■ WRITTEN TASK ■
Which lines of the records contain "JSON"? Collect every one of them.
● ● ●
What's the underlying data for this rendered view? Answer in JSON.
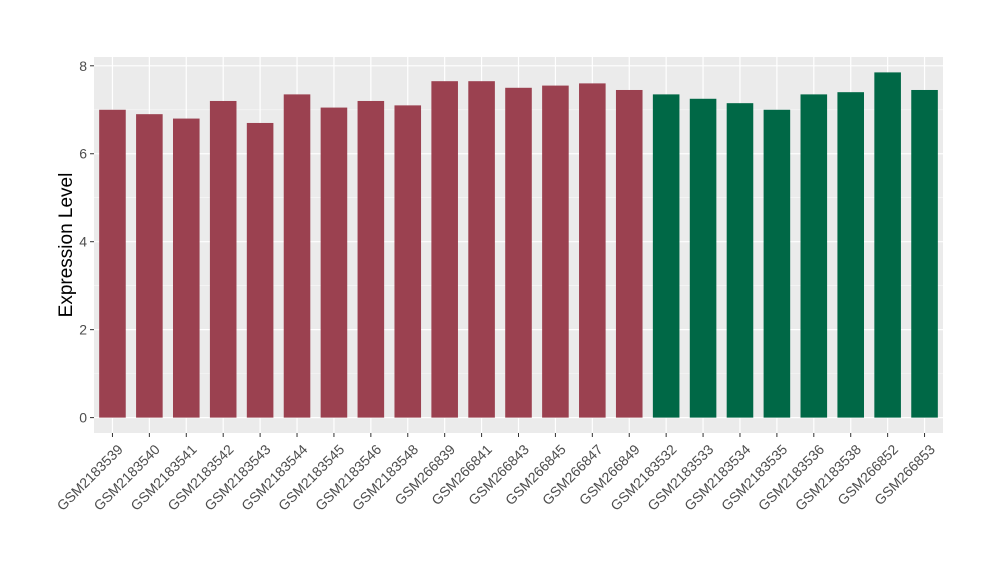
{
  "chart_data": {
    "type": "bar",
    "title": "",
    "xlabel": "",
    "ylabel": "Expression Level",
    "ylim": [
      -0.35,
      8.2
    ],
    "yticks": [
      0,
      2,
      4,
      6,
      8
    ],
    "grid": true,
    "legend": "none",
    "colors": {
      "group_a": "#9b4150",
      "group_b": "#006846",
      "panel_bg": "#ebebeb",
      "grid_major": "#ffffff",
      "axis_text": "#4d4d4d",
      "label_text": "#000000"
    },
    "categories": [
      "GSM2183539",
      "GSM2183540",
      "GSM2183541",
      "GSM2183542",
      "GSM2183543",
      "GSM2183544",
      "GSM2183545",
      "GSM2183546",
      "GSM2183548",
      "GSM266839",
      "GSM266841",
      "GSM266843",
      "GSM266845",
      "GSM266847",
      "GSM266849",
      "GSM2183532",
      "GSM2183533",
      "GSM2183534",
      "GSM2183535",
      "GSM2183536",
      "GSM2183538",
      "GSM266852",
      "GSM266853"
    ],
    "values": [
      7.0,
      6.9,
      6.8,
      7.2,
      6.7,
      7.35,
      7.05,
      7.2,
      7.1,
      7.65,
      7.65,
      7.5,
      7.55,
      7.6,
      7.45,
      7.35,
      7.25,
      7.15,
      7.0,
      7.35,
      7.4,
      7.85,
      7.45
    ],
    "groups": [
      "a",
      "a",
      "a",
      "a",
      "a",
      "a",
      "a",
      "a",
      "a",
      "a",
      "a",
      "a",
      "a",
      "a",
      "a",
      "b",
      "b",
      "b",
      "b",
      "b",
      "b",
      "b",
      "b"
    ]
  }
}
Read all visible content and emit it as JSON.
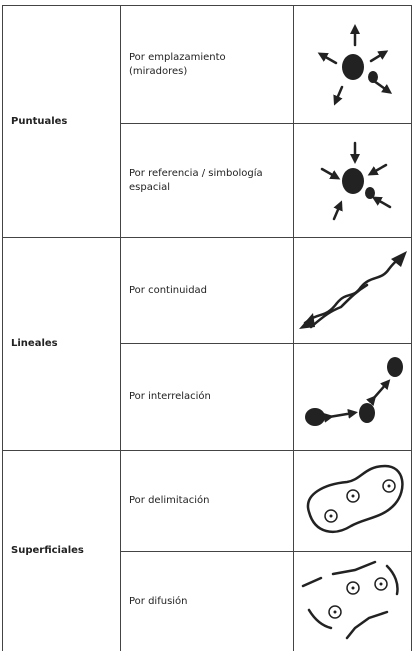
{
  "table": {
    "rows": [
      {
        "group": "Puntuales",
        "items": [
          "Por emplazamiento (miradores)",
          "Por referencia / simbología espacial"
        ]
      },
      {
        "group": "Lineales",
        "items": [
          "Por continuidad",
          "Por interrelación"
        ]
      },
      {
        "group": "Superficiales",
        "items": [
          "Por delimitación",
          "Por difusión"
        ]
      }
    ]
  }
}
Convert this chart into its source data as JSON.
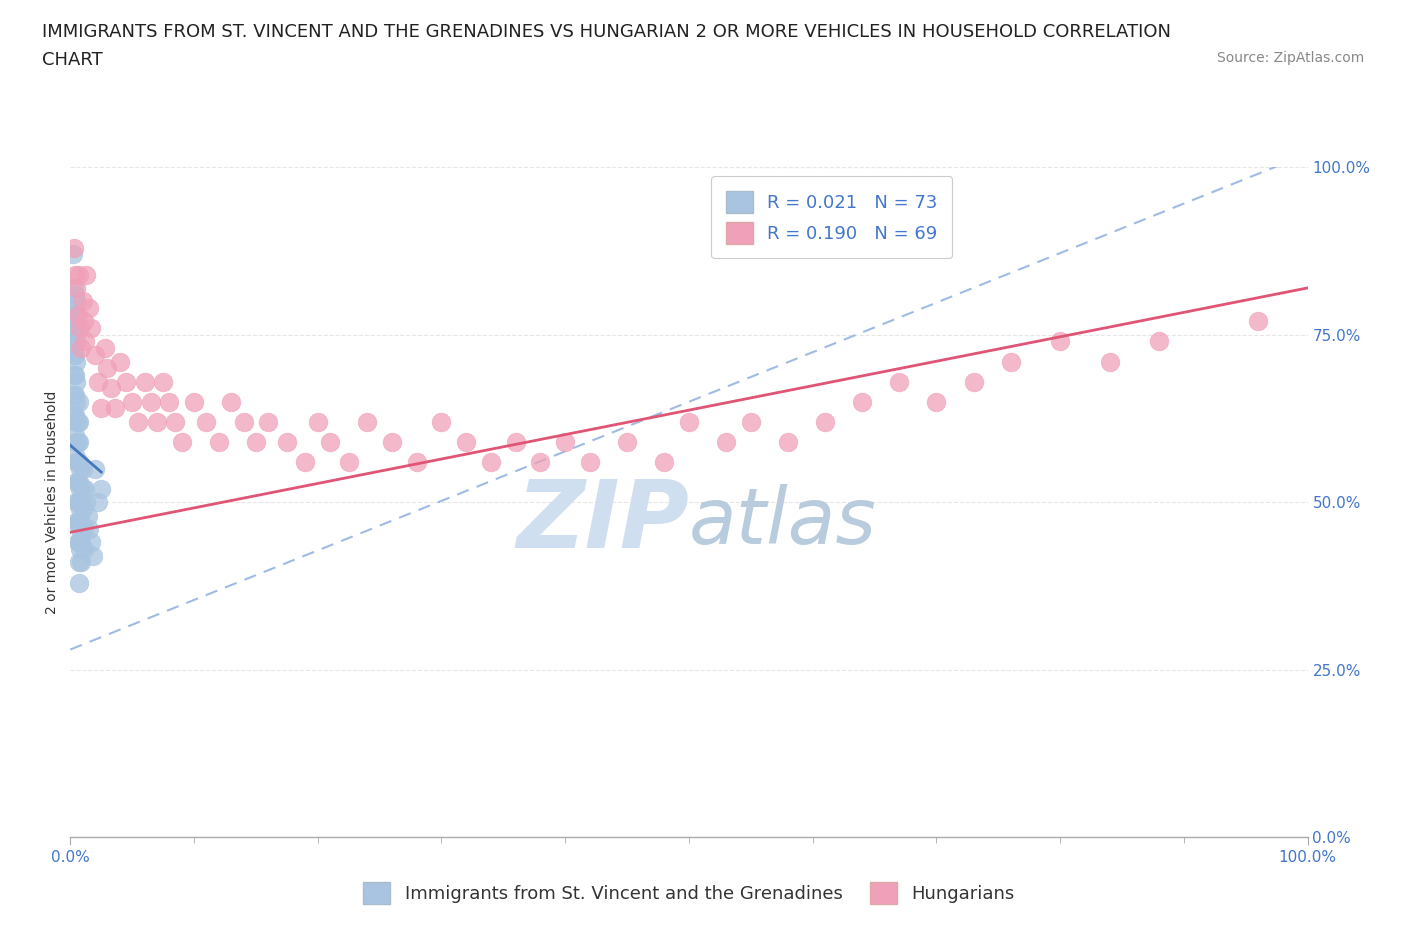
{
  "title_line1": "IMMIGRANTS FROM ST. VINCENT AND THE GRENADINES VS HUNGARIAN 2 OR MORE VEHICLES IN HOUSEHOLD CORRELATION",
  "title_line2": "CHART",
  "source_text": "Source: ZipAtlas.com",
  "ylabel": "2 or more Vehicles in Household",
  "xlim": [
    0.0,
    1.0
  ],
  "ylim": [
    0.0,
    1.0
  ],
  "xtick_labels": [
    "0.0%",
    "100.0%"
  ],
  "ytick_labels": [
    "0.0%",
    "25.0%",
    "50.0%",
    "75.0%",
    "100.0%"
  ],
  "ytick_positions": [
    0.0,
    0.25,
    0.5,
    0.75,
    1.0
  ],
  "legend_r1": "R = 0.021",
  "legend_n1": "N = 73",
  "legend_r2": "R = 0.190",
  "legend_n2": "N = 69",
  "color_blue": "#a8c4e0",
  "color_pink": "#f0a0b8",
  "color_blue_line": "#4477bb",
  "color_pink_line": "#e05575",
  "color_blue_dash": "#88aadd",
  "watermark_color": "#d0dff0",
  "background_color": "#ffffff",
  "grid_color": "#e0e0e0",
  "text_color_blue": "#4477cc",
  "title_fontsize": 13,
  "axis_label_fontsize": 10,
  "tick_fontsize": 11,
  "legend_fontsize": 13,
  "source_fontsize": 10,
  "scatter_blue_x": [
    0.002,
    0.002,
    0.002,
    0.002,
    0.003,
    0.003,
    0.003,
    0.003,
    0.003,
    0.003,
    0.003,
    0.003,
    0.004,
    0.004,
    0.004,
    0.004,
    0.004,
    0.004,
    0.004,
    0.004,
    0.004,
    0.005,
    0.005,
    0.005,
    0.005,
    0.005,
    0.005,
    0.005,
    0.005,
    0.005,
    0.005,
    0.005,
    0.005,
    0.006,
    0.006,
    0.006,
    0.006,
    0.006,
    0.006,
    0.006,
    0.007,
    0.007,
    0.007,
    0.007,
    0.007,
    0.007,
    0.007,
    0.007,
    0.007,
    0.007,
    0.008,
    0.008,
    0.008,
    0.008,
    0.008,
    0.009,
    0.009,
    0.009,
    0.009,
    0.01,
    0.01,
    0.01,
    0.011,
    0.011,
    0.012,
    0.013,
    0.014,
    0.015,
    0.017,
    0.018,
    0.02,
    0.022,
    0.025
  ],
  "scatter_blue_y": [
    0.87,
    0.78,
    0.76,
    0.73,
    0.82,
    0.79,
    0.77,
    0.74,
    0.72,
    0.69,
    0.66,
    0.63,
    0.81,
    0.78,
    0.75,
    0.72,
    0.69,
    0.66,
    0.63,
    0.6,
    0.57,
    0.8,
    0.77,
    0.74,
    0.71,
    0.68,
    0.65,
    0.62,
    0.59,
    0.56,
    0.53,
    0.5,
    0.47,
    0.62,
    0.59,
    0.56,
    0.53,
    0.5,
    0.47,
    0.44,
    0.65,
    0.62,
    0.59,
    0.56,
    0.53,
    0.5,
    0.47,
    0.44,
    0.41,
    0.38,
    0.55,
    0.52,
    0.49,
    0.46,
    0.43,
    0.5,
    0.47,
    0.44,
    0.41,
    0.55,
    0.52,
    0.49,
    0.46,
    0.43,
    0.52,
    0.5,
    0.48,
    0.46,
    0.44,
    0.42,
    0.55,
    0.5,
    0.52
  ],
  "scatter_pink_x": [
    0.003,
    0.004,
    0.005,
    0.006,
    0.007,
    0.008,
    0.009,
    0.01,
    0.011,
    0.012,
    0.013,
    0.015,
    0.017,
    0.02,
    0.022,
    0.025,
    0.028,
    0.03,
    0.033,
    0.036,
    0.04,
    0.045,
    0.05,
    0.055,
    0.06,
    0.065,
    0.07,
    0.075,
    0.08,
    0.085,
    0.09,
    0.1,
    0.11,
    0.12,
    0.13,
    0.14,
    0.15,
    0.16,
    0.175,
    0.19,
    0.2,
    0.21,
    0.225,
    0.24,
    0.26,
    0.28,
    0.3,
    0.32,
    0.34,
    0.36,
    0.38,
    0.4,
    0.42,
    0.45,
    0.48,
    0.5,
    0.53,
    0.55,
    0.58,
    0.61,
    0.64,
    0.67,
    0.7,
    0.73,
    0.76,
    0.8,
    0.84,
    0.88,
    0.96
  ],
  "scatter_pink_y": [
    0.88,
    0.84,
    0.82,
    0.78,
    0.84,
    0.76,
    0.73,
    0.8,
    0.77,
    0.74,
    0.84,
    0.79,
    0.76,
    0.72,
    0.68,
    0.64,
    0.73,
    0.7,
    0.67,
    0.64,
    0.71,
    0.68,
    0.65,
    0.62,
    0.68,
    0.65,
    0.62,
    0.68,
    0.65,
    0.62,
    0.59,
    0.65,
    0.62,
    0.59,
    0.65,
    0.62,
    0.59,
    0.62,
    0.59,
    0.56,
    0.62,
    0.59,
    0.56,
    0.62,
    0.59,
    0.56,
    0.62,
    0.59,
    0.56,
    0.59,
    0.56,
    0.59,
    0.56,
    0.59,
    0.56,
    0.62,
    0.59,
    0.62,
    0.59,
    0.62,
    0.65,
    0.68,
    0.65,
    0.68,
    0.71,
    0.74,
    0.71,
    0.74,
    0.77
  ],
  "blue_line_x": [
    0.0,
    0.025
  ],
  "blue_line_y": [
    0.585,
    0.545
  ],
  "pink_line_x": [
    0.0,
    1.0
  ],
  "pink_line_y": [
    0.455,
    0.82
  ],
  "dash_line_x": [
    0.0,
    1.0
  ],
  "dash_line_y": [
    0.28,
    1.02
  ]
}
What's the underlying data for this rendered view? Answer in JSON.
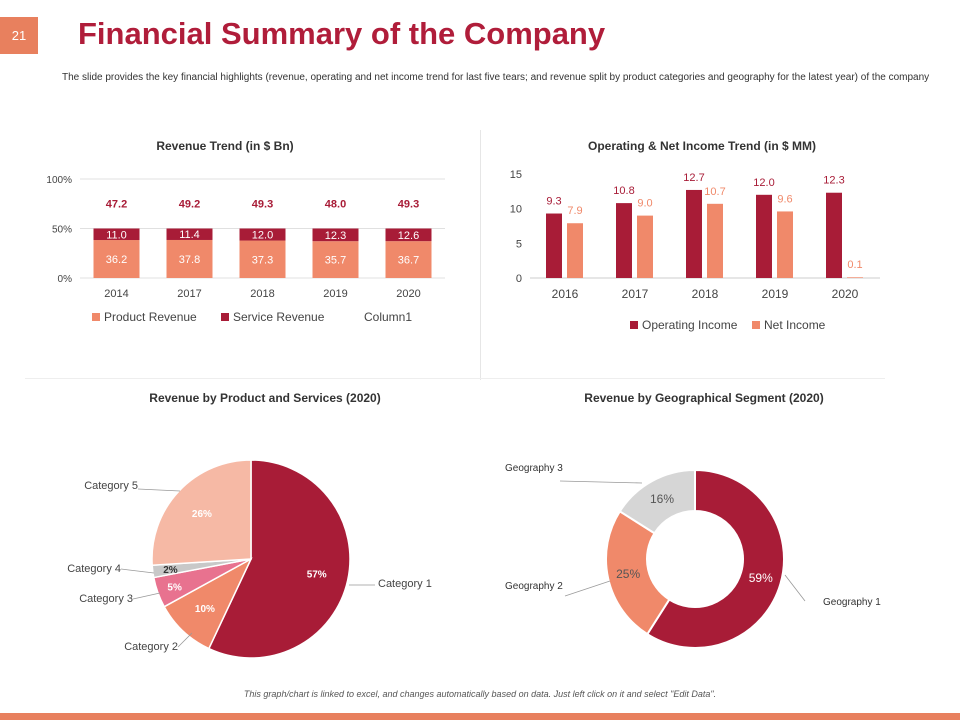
{
  "slide_number": "21",
  "title": "Financial Summary of the Company",
  "subtitle": "The slide provides the key financial highlights (revenue, operating and net income trend for last five tears; and revenue split by product categories and geography for the latest year) of the company",
  "footer_note": "This graph/chart is linked to excel, and changes automatically based on data. Just left click on it and select \"Edit Data\".",
  "colors": {
    "accent": "#b01d3a",
    "orange": "#f0896a",
    "peach": "#f6b9a5",
    "pink": "#e8728f",
    "grey": "#d6d6d6",
    "dark_red": "#a81c37"
  },
  "chart_data": [
    {
      "type": "bar",
      "stacked": true,
      "title": "Revenue Trend (in $ Bn)",
      "categories": [
        "2014",
        "2017",
        "2018",
        "2019",
        "2020"
      ],
      "y_ticks": [
        "0%",
        "50%",
        "100%"
      ],
      "ylim": [
        0,
        100
      ],
      "series": [
        {
          "name": "Product Revenue",
          "values": [
            36.2,
            37.8,
            37.3,
            35.7,
            36.7
          ],
          "color": "#f0896a"
        },
        {
          "name": "Service Revenue",
          "values": [
            11.0,
            11.4,
            12.0,
            12.3,
            12.6
          ],
          "color": "#a81c37"
        },
        {
          "name": "Column1",
          "values": [
            47.2,
            49.2,
            49.3,
            48.0,
            49.3
          ],
          "color": "#ffffff"
        }
      ],
      "legend": "bottom"
    },
    {
      "type": "bar",
      "title": "Operating & Net Income Trend (in $ MM)",
      "categories": [
        "2016",
        "2017",
        "2018",
        "2019",
        "2020"
      ],
      "ylim": [
        0,
        15
      ],
      "y_ticks": [
        0,
        5,
        10,
        15
      ],
      "series": [
        {
          "name": "Operating Income",
          "values": [
            9.3,
            10.8,
            12.7,
            12.0,
            12.3
          ],
          "color": "#a81c37"
        },
        {
          "name": "Net Income",
          "values": [
            7.9,
            9.0,
            10.7,
            9.6,
            0.1
          ],
          "color": "#f0896a"
        }
      ],
      "legend": "bottom"
    },
    {
      "type": "pie",
      "title": "Revenue by Product and Services (2020)",
      "slices": [
        {
          "label": "Category 1",
          "value": 57,
          "text": "57%",
          "color": "#a81c37"
        },
        {
          "label": "Category 2",
          "value": 10,
          "text": "10%",
          "color": "#f0896a"
        },
        {
          "label": "Category 3",
          "value": 5,
          "text": "5%",
          "color": "#e8728f"
        },
        {
          "label": "Category 4",
          "value": 2,
          "text": "2%",
          "color": "#c8c8c8"
        },
        {
          "label": "Category 5",
          "value": 26,
          "text": "26%",
          "color": "#f6b9a5"
        }
      ]
    },
    {
      "type": "pie",
      "donut": true,
      "title": "Revenue by Geographical Segment (2020)",
      "slices": [
        {
          "label": "Geography 1",
          "value": 59,
          "text": "59%",
          "color": "#a81c37"
        },
        {
          "label": "Geography 2",
          "value": 25,
          "text": "25%",
          "color": "#f0896a"
        },
        {
          "label": "Geography 3",
          "value": 16,
          "text": "16%",
          "color": "#d6d6d6"
        }
      ]
    }
  ]
}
● ● ●
■ THE RESULT ■
What's the underlying data for this rendered view? Answer in JSON.
Read all visible content and emit it as JSON.
Convert this chart into its source data as JSON.
What's the underlying data for this rendered view? Answer in JSON.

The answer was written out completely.